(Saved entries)

=-=-=-=-=

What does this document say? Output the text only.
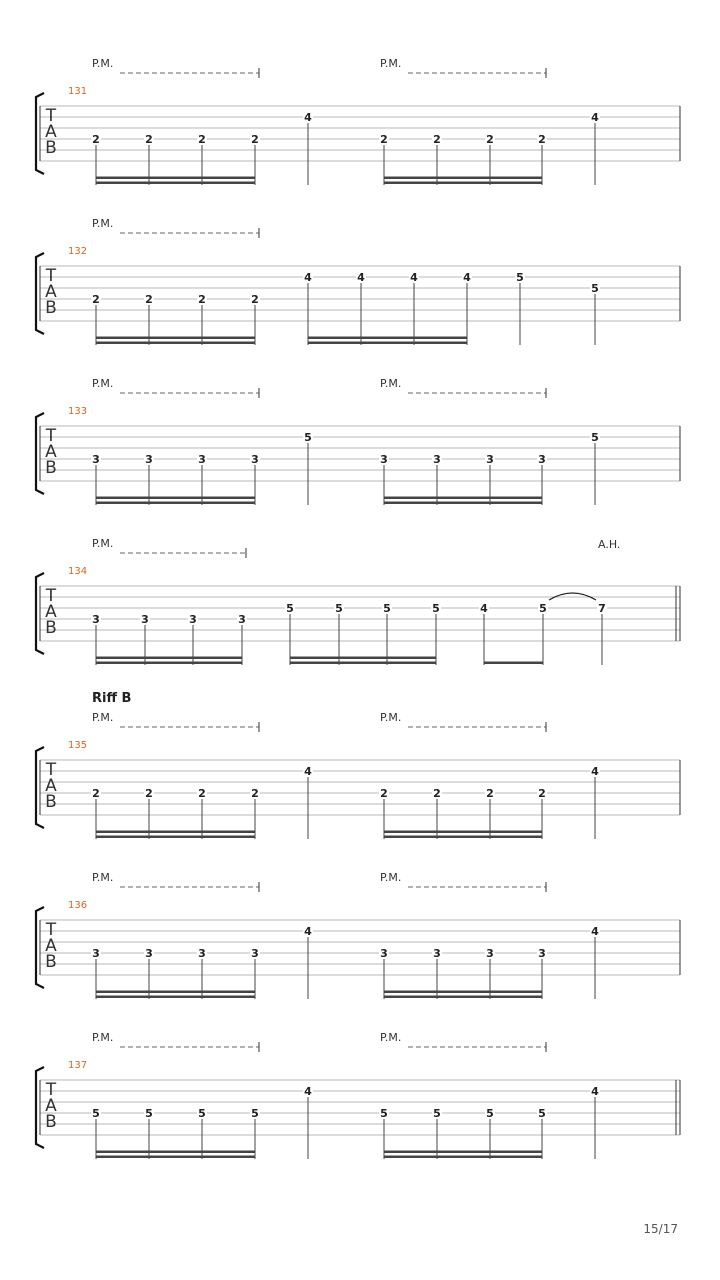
T
A
B
131
P.M.	P.M.
2	2	2	2
4
2	2	2	2
4
T
A
B
132
P.M.
2	2	2	2
4	4	4	4	5
5
T
A
B
133
P.M.	P.M.
3	3	3	3
5
3	3	3	3
5
T
A
B
134
P.M.	A.H.
3	3	3	3
5	5	5	5	4	5	7
T
A
B
135
Riff B
P.M.	P.M.
2	2	2	2
4
2	2	2	2
4
T
A
B
136
P.M.	P.M.
3	3	3	3
4
3	3	3	3
4
T
A
B
137
P.M.	P.M.
5	5	5	5
4
5	5	5	5
4
15/17
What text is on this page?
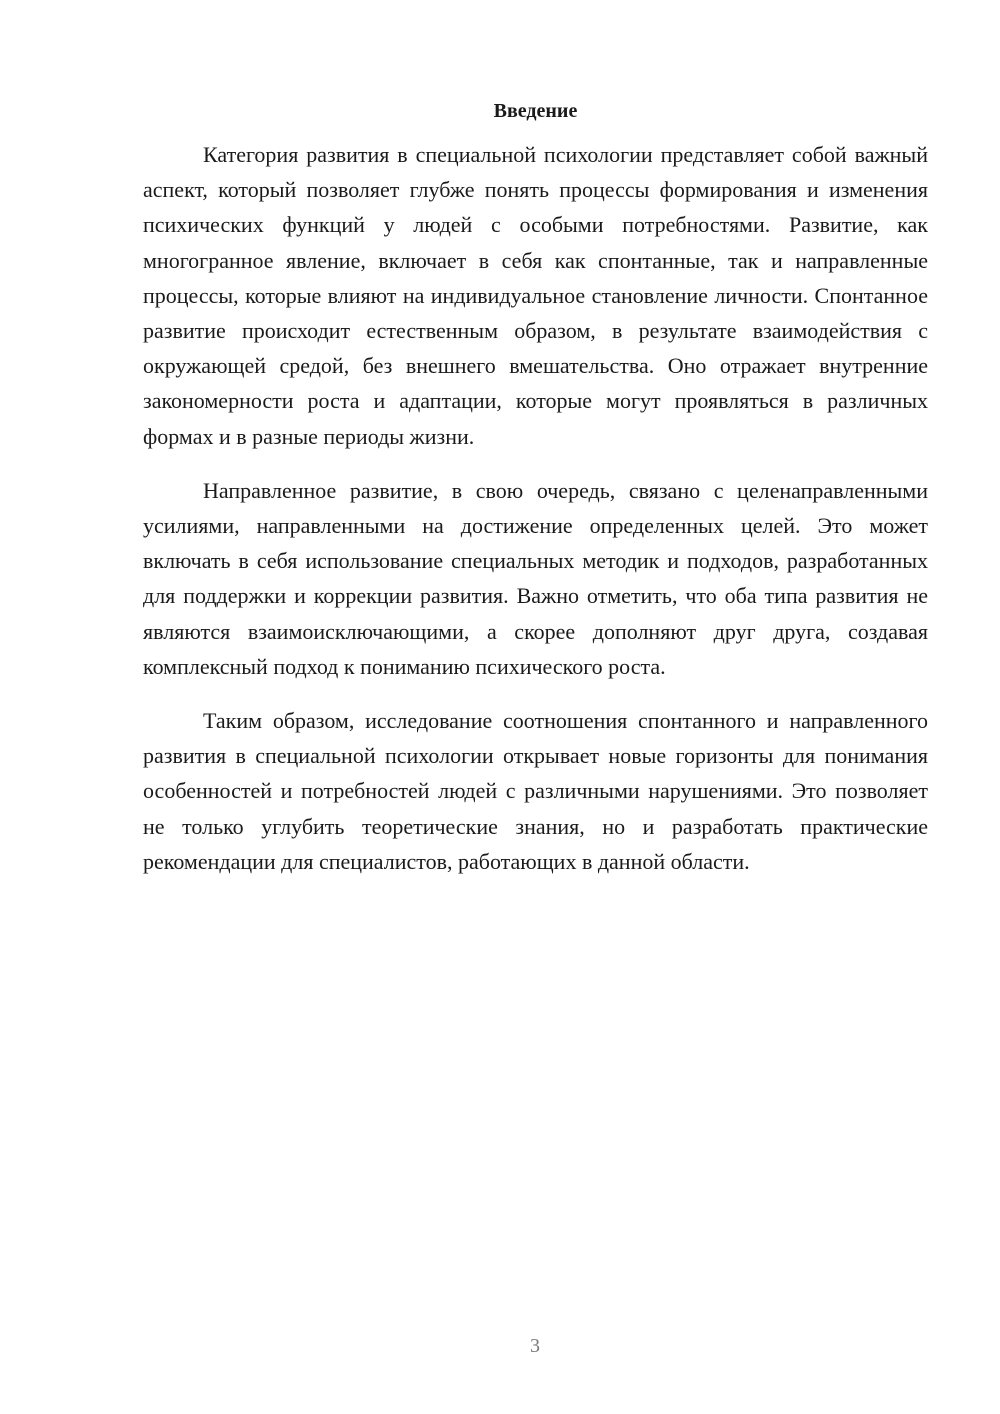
Введение

Категория развития в специальной психологии представляет собой важный аспект, который позволяет глубже понять процессы формирования и изменения психических функций у людей с особыми потребностями. Развитие, как многогранное явление, включает в себя как спонтанные, так и направленные процессы, которые влияют на индивидуальное становление личности. Спонтанное развитие происходит естественным образом, в результате взаимодействия с окружающей средой, без внешнего вмешательства. Оно отражает внутренние закономерности роста и адаптации, которые могут проявляться в различных формах и в разные периоды жизни.

Направленное развитие, в свою очередь, связано с целенаправленными усилиями, направленными на достижение определенных целей. Это может включать в себя использование специальных методик и подходов, разработанных для поддержки и коррекции развития. Важно отметить, что оба типа развития не являются взаимоисключающими, а скорее дополняют друг друга, создавая комплексный подход к пониманию психического роста.

Таким образом, исследование соотношения спонтанного и направленного развития в специальной психологии открывает новые горизонты для понимания особенностей и потребностей людей с различными нарушениями. Это позволяет не только углубить теоретические знания, но и разработать практические рекомендации для специалистов, работающих в данной области.

3
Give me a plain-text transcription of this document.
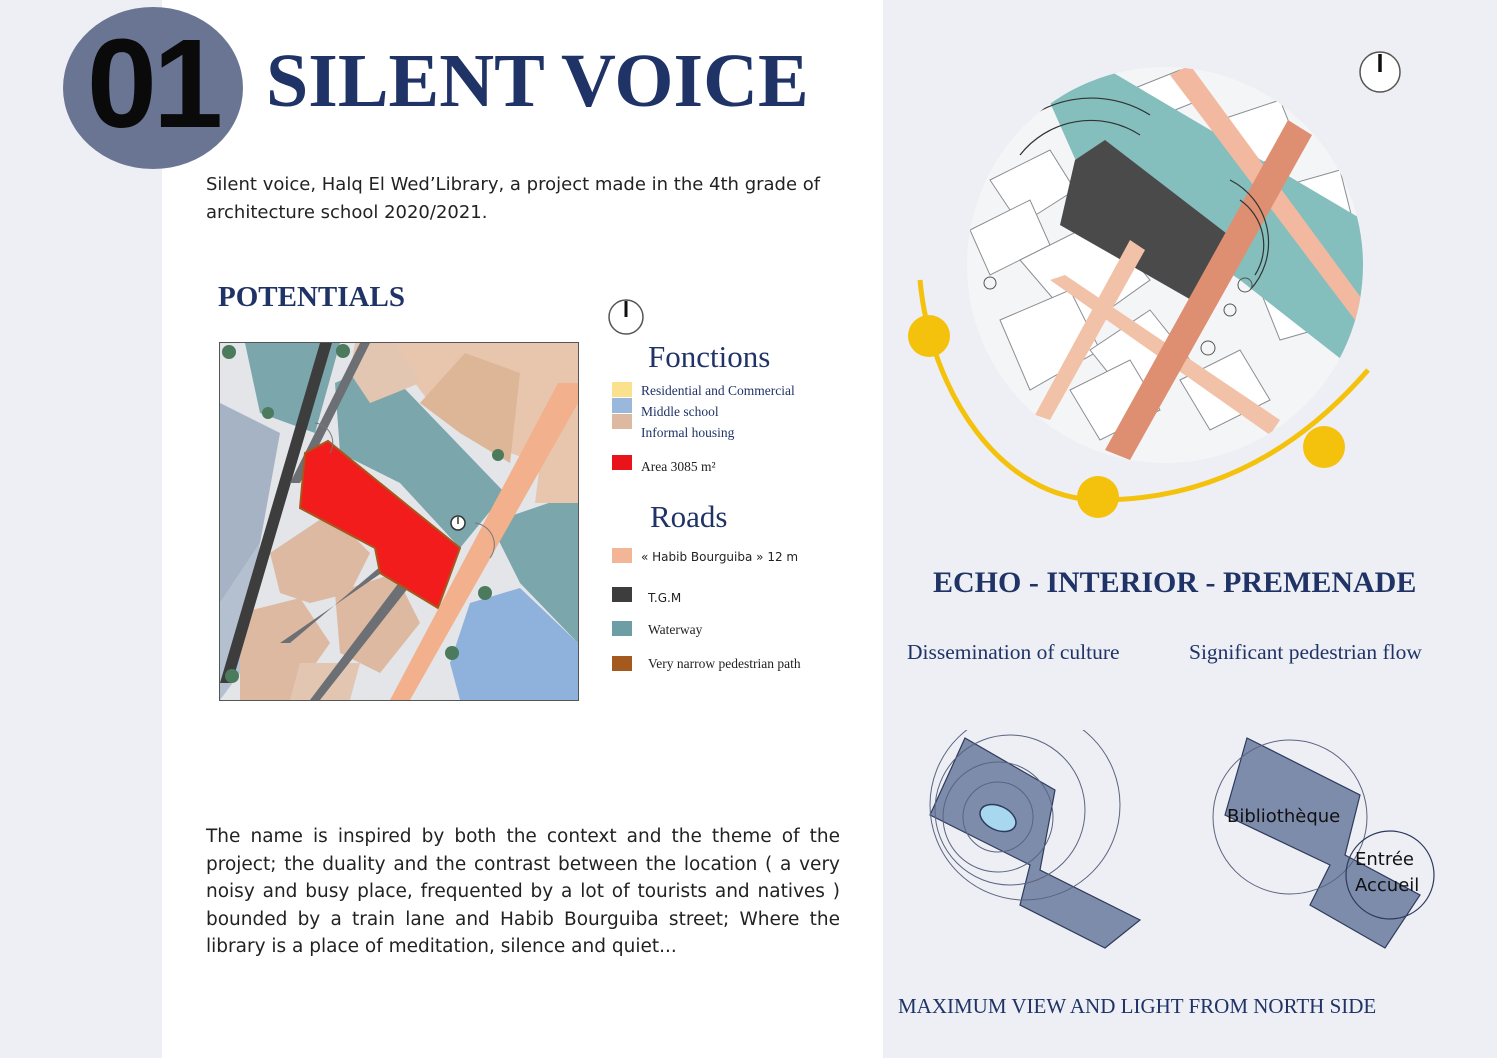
01 SILENT VOICE
Silent voice, Halq El Wed’Library, a project made in the 4th grade of architecture school 2020/2021.
POTENTIALS
Fonctions
Residential and Commercial
Middle school
Informal housing
Area 3085 m²
Roads
« Habib Bourguiba » 12 m
T.G.M
Waterway
Very narrow pedestrian path
The name is inspired by both the context and the theme of the project; the duality and the contrast between the location ( a very noisy and busy place, frequented by a lot of tourists and natives ) bounded by a train lane and Habib Bourguiba street; Where the library is a place of meditation, silence and quiet...
ECHO - INTERIOR - PREMENADE
Dissemination of culture	Significant pedestrian flow
Bibliothèque
Entrée
Accueil
MAXIMUM VIEW AND LIGHT FROM NORTH SIDE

=-=-=-=-=

Task objective:
Gather, from the listing above, every line carrying the word "project".

Reply to the exercise:
Silent voice, Halq El Wed’Library, a project made in the 4th grade of architecture school 2020/2021.
The name is inspired by both the context and the theme of the project; the duality and the contrast between the location ( a very noisy and busy place, frequented by a lot of tourists and natives ) bounded by a train lane and Habib Bourguiba street; Where the library is a place of meditation, silence and quiet...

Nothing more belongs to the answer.